STATED PROBLEM
Please return, in full, every line below that contains the string "multi".

AVAILABLE DATA

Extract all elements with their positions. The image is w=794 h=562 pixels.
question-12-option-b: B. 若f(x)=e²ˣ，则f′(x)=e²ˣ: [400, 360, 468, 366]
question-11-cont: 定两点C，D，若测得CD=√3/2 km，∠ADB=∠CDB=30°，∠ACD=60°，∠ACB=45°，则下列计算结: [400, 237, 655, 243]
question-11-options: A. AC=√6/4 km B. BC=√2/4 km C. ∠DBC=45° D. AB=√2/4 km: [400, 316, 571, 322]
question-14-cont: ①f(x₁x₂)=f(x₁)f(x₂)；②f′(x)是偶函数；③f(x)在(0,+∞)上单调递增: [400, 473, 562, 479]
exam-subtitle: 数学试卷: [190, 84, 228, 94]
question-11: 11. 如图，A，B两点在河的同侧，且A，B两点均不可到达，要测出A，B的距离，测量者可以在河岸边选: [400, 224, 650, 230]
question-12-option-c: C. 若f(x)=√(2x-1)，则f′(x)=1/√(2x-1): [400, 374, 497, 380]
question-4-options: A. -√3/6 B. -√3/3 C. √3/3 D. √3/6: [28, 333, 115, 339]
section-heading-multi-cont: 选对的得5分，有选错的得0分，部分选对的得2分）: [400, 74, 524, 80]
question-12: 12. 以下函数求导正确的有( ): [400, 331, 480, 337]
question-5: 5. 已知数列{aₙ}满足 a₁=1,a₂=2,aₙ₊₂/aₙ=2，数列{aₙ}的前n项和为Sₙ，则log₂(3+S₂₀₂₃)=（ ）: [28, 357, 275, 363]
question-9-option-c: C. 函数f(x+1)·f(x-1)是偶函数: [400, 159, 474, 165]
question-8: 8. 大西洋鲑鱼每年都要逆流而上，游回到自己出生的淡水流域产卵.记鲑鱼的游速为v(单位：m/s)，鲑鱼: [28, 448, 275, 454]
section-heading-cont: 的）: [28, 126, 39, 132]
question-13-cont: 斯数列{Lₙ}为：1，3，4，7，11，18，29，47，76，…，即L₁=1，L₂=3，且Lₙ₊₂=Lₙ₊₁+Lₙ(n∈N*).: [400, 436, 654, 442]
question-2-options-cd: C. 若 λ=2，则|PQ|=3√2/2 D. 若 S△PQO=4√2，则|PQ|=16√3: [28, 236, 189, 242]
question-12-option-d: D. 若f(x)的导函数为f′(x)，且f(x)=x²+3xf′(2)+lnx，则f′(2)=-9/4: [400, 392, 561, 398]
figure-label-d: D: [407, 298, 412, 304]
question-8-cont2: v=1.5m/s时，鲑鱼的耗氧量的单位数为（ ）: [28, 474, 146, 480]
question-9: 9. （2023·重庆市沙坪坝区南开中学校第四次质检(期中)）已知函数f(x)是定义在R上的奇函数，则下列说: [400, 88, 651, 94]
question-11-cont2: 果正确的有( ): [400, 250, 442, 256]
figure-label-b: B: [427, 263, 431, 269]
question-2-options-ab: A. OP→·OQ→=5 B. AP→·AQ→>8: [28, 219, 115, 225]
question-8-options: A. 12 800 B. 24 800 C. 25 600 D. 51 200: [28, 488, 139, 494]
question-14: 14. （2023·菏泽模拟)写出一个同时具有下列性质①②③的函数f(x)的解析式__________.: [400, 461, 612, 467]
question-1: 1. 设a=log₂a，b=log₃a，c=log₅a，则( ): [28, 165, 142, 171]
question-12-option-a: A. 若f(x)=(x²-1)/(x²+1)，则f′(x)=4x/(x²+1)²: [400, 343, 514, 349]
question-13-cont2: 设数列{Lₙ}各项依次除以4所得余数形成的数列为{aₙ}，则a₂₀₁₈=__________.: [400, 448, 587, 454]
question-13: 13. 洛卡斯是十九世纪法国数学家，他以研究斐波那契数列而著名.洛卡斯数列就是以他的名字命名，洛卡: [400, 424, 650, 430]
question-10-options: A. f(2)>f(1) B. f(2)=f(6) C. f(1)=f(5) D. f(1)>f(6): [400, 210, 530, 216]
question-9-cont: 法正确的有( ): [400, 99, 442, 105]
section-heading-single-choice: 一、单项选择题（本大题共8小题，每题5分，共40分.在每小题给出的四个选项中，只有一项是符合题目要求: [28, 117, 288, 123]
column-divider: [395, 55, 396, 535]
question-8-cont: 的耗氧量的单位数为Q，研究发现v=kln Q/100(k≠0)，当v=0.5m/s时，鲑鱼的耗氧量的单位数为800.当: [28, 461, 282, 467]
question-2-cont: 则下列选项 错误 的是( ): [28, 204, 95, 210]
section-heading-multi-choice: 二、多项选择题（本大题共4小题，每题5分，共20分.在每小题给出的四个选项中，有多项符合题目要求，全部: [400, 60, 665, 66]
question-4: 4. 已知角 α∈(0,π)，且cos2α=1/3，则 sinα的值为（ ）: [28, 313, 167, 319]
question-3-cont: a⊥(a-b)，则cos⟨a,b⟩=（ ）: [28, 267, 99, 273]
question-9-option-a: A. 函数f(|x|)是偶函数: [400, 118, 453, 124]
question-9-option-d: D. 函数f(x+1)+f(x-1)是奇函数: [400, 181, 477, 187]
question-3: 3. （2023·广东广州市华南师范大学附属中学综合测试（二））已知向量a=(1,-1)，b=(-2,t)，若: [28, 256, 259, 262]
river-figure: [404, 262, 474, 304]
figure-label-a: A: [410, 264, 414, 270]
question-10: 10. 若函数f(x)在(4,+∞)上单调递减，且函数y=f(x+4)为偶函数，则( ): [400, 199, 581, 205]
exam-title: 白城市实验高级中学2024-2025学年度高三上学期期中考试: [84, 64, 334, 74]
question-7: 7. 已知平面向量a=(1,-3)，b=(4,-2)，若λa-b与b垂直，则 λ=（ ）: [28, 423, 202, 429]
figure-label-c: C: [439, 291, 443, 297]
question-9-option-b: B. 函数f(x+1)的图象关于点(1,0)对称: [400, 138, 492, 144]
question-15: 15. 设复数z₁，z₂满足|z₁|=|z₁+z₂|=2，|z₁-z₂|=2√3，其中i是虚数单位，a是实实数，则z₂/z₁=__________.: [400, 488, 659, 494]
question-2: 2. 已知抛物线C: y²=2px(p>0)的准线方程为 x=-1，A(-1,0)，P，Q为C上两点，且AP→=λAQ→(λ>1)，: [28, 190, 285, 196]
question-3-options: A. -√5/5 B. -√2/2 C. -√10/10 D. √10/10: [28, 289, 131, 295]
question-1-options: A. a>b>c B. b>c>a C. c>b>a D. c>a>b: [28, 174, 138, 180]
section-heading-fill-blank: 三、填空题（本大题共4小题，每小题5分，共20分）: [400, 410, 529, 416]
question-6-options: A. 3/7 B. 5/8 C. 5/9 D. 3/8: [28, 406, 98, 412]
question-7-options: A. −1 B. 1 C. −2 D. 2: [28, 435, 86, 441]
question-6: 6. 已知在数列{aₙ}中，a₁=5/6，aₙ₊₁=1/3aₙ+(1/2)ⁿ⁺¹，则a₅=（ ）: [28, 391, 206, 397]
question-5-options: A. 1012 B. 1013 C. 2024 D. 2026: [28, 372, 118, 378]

FINISHED TASK
section-heading-multi-cont: 选对的得5分，有选错的得0分，部分选对的得2分）: [400, 74, 524, 80]
section-heading-multi-choice: 二、多项选择题（本大题共4小题，每题5分，共20分.在每小题给出的四个选项中，有多项符合题目要求，全部: [400, 60, 665, 66]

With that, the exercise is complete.